-- Start --
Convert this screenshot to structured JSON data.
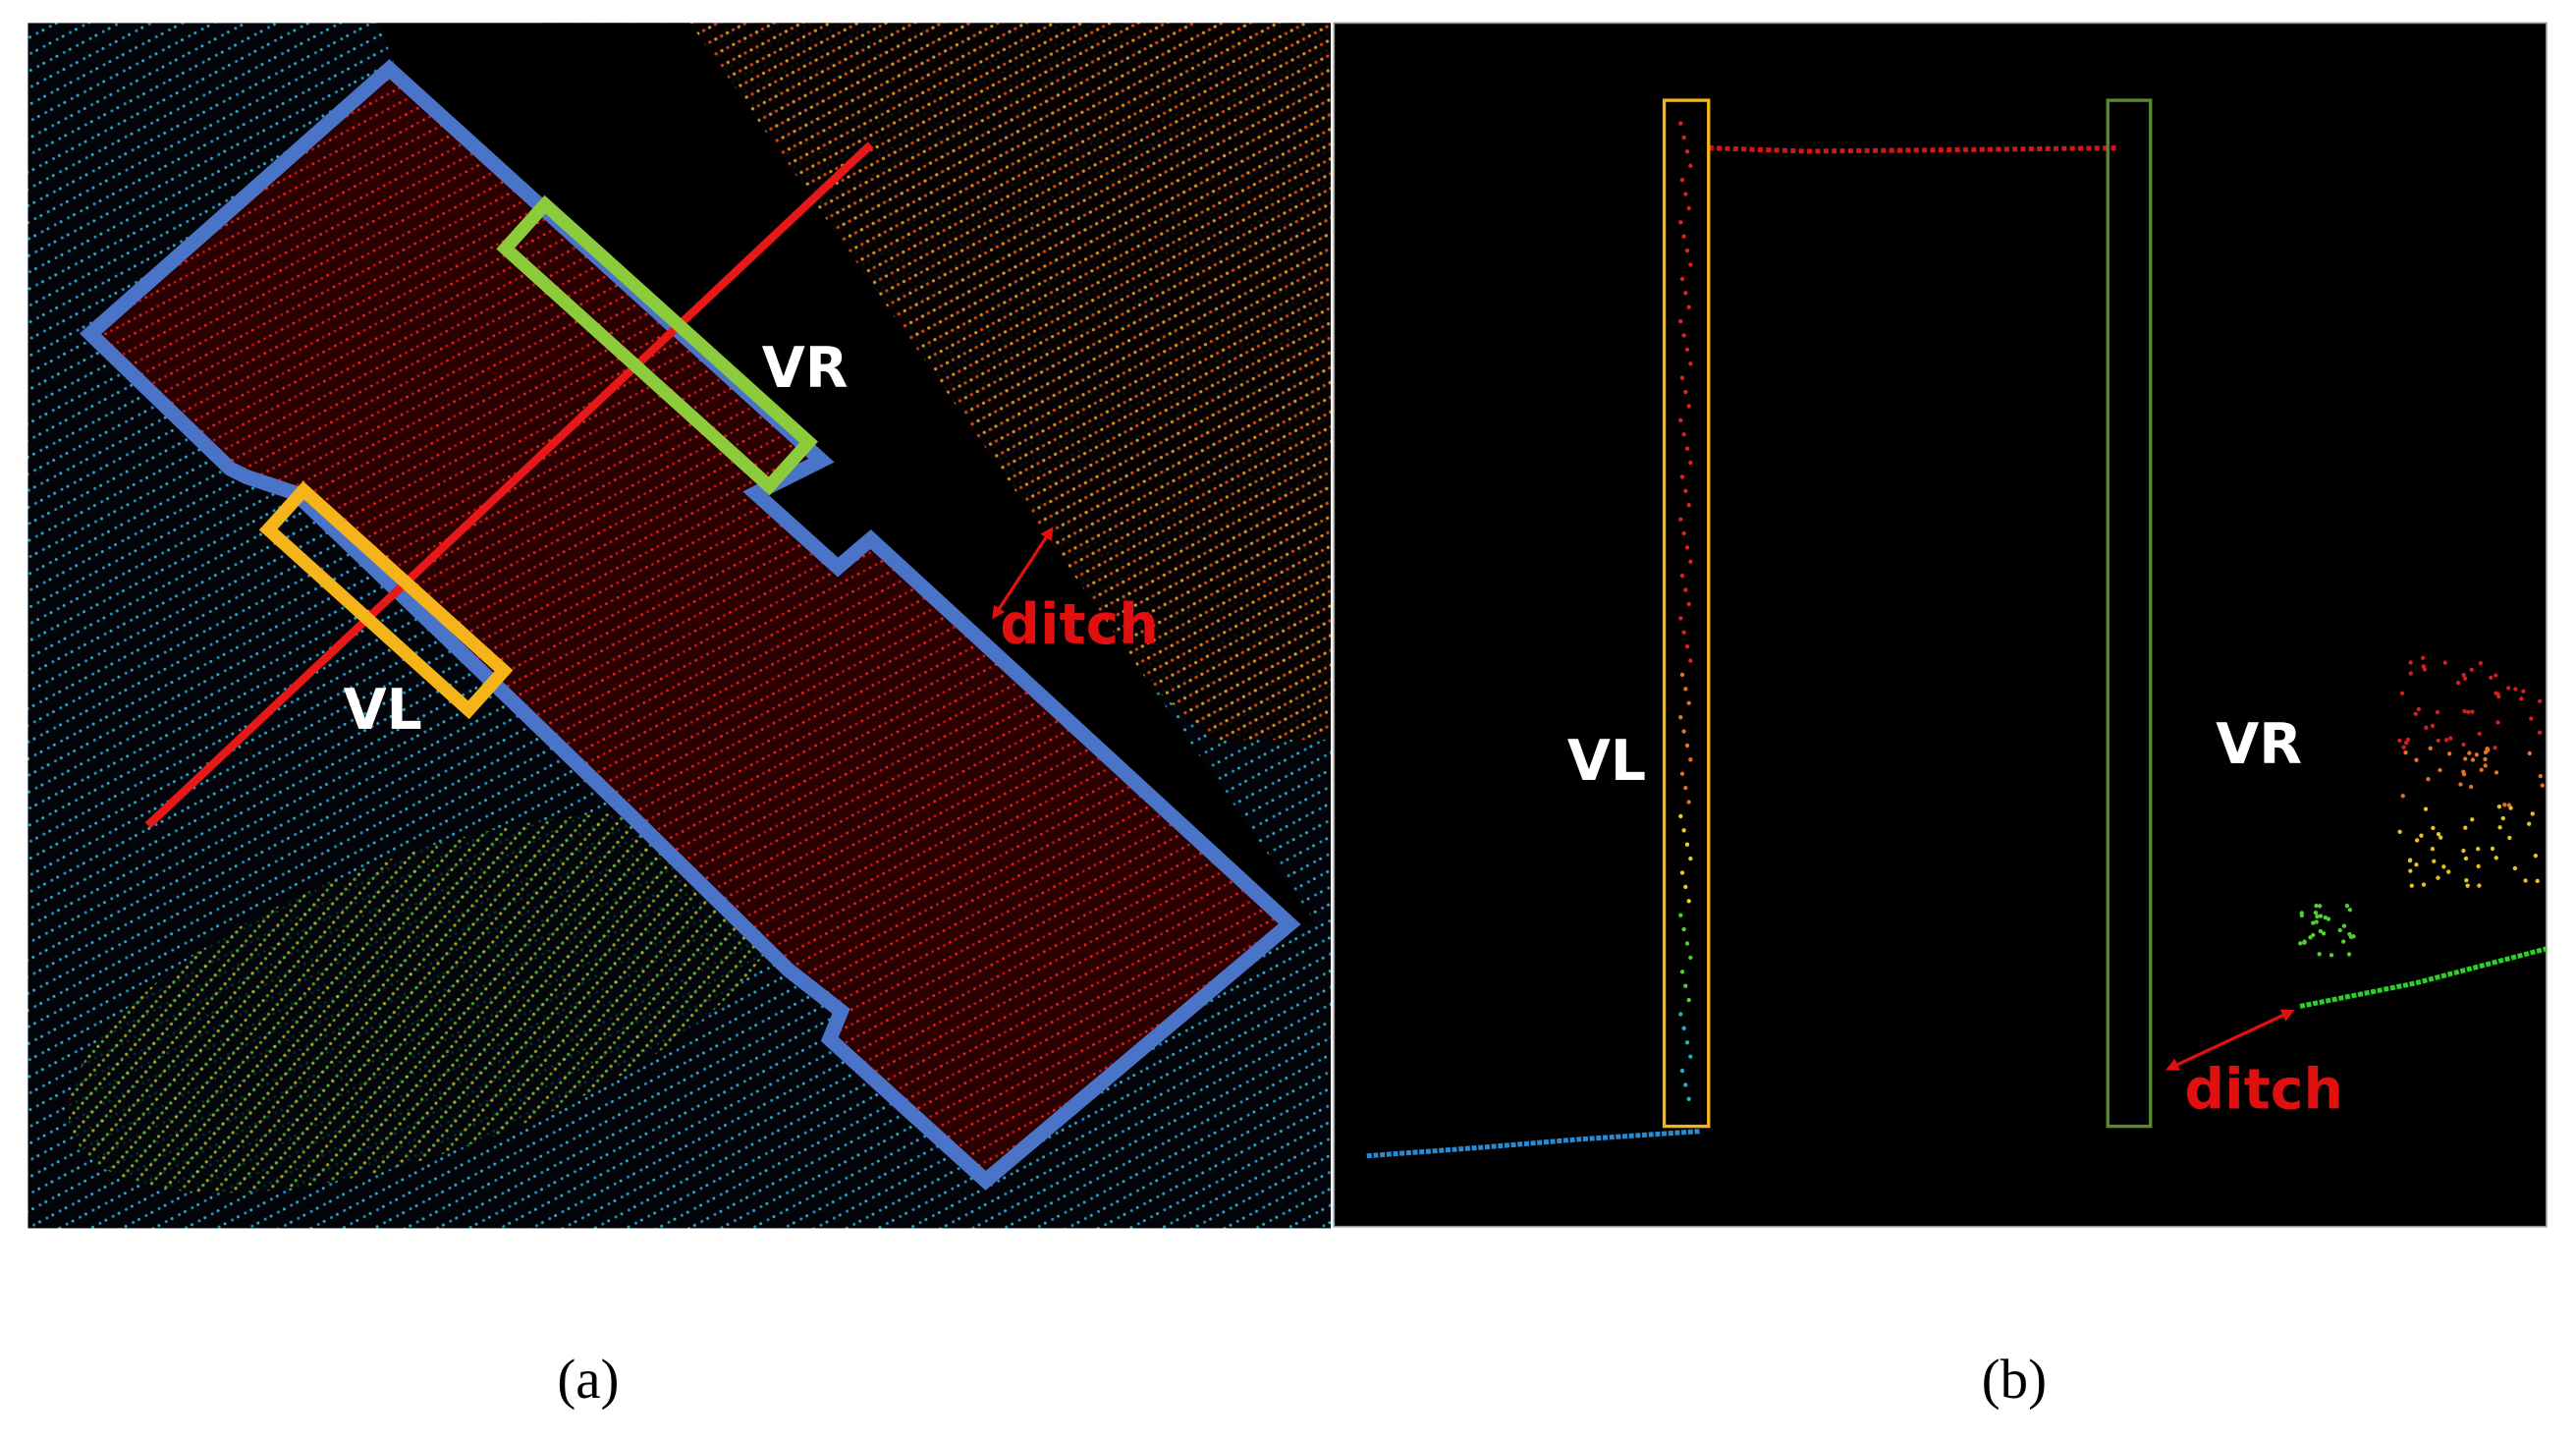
{
  "panels": [
    {
      "label": "(a)",
      "annotations": {
        "vr": "VR",
        "vl": "VL",
        "ditch": "ditch"
      }
    },
    {
      "label": "(b)",
      "annotations": {
        "vl": "VL",
        "vr": "VR",
        "ditch": "ditch"
      }
    }
  ]
}
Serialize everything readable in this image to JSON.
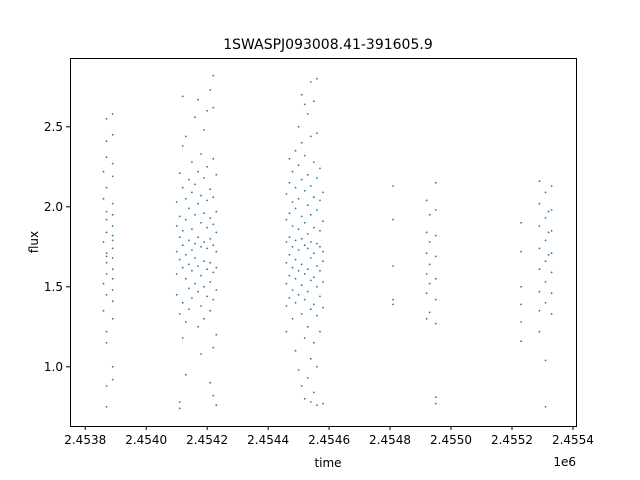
-- End --
**Your task**
Set down the lines of the records above exactly, apart from the pictures.

**Answer for this exercise**
Convert this screenshot to structured JSON data.
{
  "panels": [
    {
      "label": "(a)",
      "annotations": {
        "vr": "VR",
        "vl": "VL",
        "ditch": "ditch"
      }
    },
    {
      "label": "(b)",
      "annotations": {
        "vl": "VL",
        "vr": "VR",
        "ditch": "ditch"
      }
    }
  ]
}
Serialize everything readable in this image to JSON.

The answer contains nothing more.